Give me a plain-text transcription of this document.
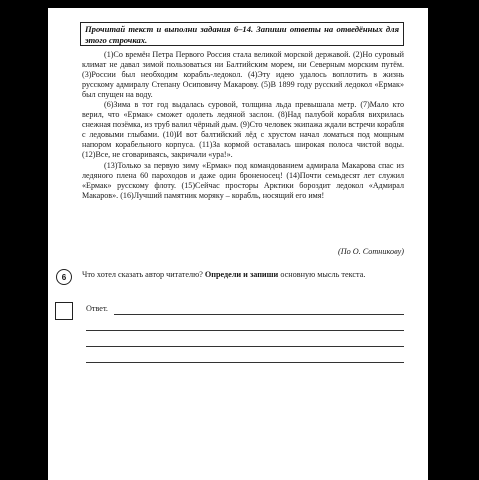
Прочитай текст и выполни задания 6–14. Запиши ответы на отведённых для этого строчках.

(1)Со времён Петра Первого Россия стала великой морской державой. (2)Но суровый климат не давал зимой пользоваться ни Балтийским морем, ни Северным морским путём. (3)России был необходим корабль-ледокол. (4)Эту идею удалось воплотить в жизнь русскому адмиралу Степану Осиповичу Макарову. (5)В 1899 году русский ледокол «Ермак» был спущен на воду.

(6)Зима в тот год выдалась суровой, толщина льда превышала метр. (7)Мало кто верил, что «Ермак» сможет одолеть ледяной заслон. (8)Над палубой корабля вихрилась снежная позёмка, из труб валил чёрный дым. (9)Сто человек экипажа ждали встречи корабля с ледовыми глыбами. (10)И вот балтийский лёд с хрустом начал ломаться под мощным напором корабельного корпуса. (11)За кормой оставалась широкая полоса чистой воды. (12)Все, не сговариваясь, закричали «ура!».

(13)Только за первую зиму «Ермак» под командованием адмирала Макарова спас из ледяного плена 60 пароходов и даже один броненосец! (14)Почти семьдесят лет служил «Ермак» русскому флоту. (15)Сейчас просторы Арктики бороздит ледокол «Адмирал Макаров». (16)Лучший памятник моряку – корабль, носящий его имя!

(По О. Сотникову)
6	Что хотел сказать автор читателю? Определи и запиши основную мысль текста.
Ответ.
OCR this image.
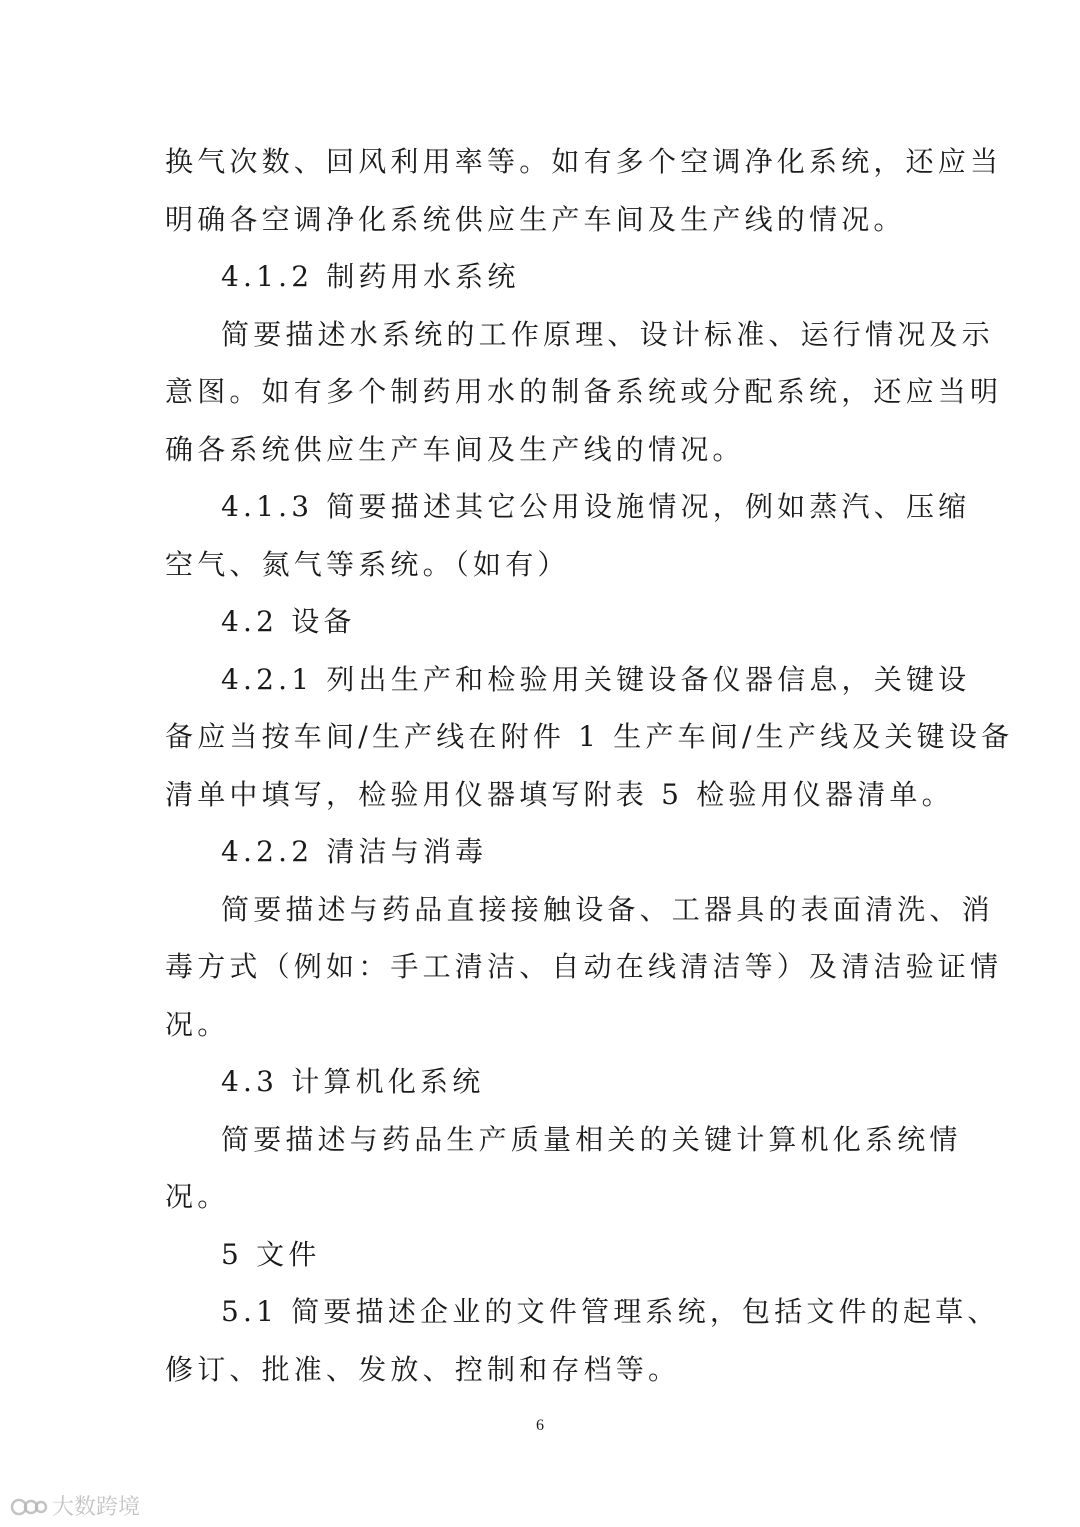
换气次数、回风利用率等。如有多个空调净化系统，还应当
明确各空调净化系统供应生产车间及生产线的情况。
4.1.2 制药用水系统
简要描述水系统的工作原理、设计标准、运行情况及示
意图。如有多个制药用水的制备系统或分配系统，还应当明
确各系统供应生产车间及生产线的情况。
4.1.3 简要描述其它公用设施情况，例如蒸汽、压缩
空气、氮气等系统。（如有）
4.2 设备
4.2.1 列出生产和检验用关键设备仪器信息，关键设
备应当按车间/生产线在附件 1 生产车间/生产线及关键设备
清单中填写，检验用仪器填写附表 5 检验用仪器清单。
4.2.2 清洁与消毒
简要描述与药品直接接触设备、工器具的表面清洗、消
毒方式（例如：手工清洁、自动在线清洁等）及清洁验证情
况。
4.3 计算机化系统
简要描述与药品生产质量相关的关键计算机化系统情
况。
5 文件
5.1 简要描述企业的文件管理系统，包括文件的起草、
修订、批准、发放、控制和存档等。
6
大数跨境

◆ Requirements: Among the lines above, how many contain the string "русскому"? State the number alone.

◆ Final result: 2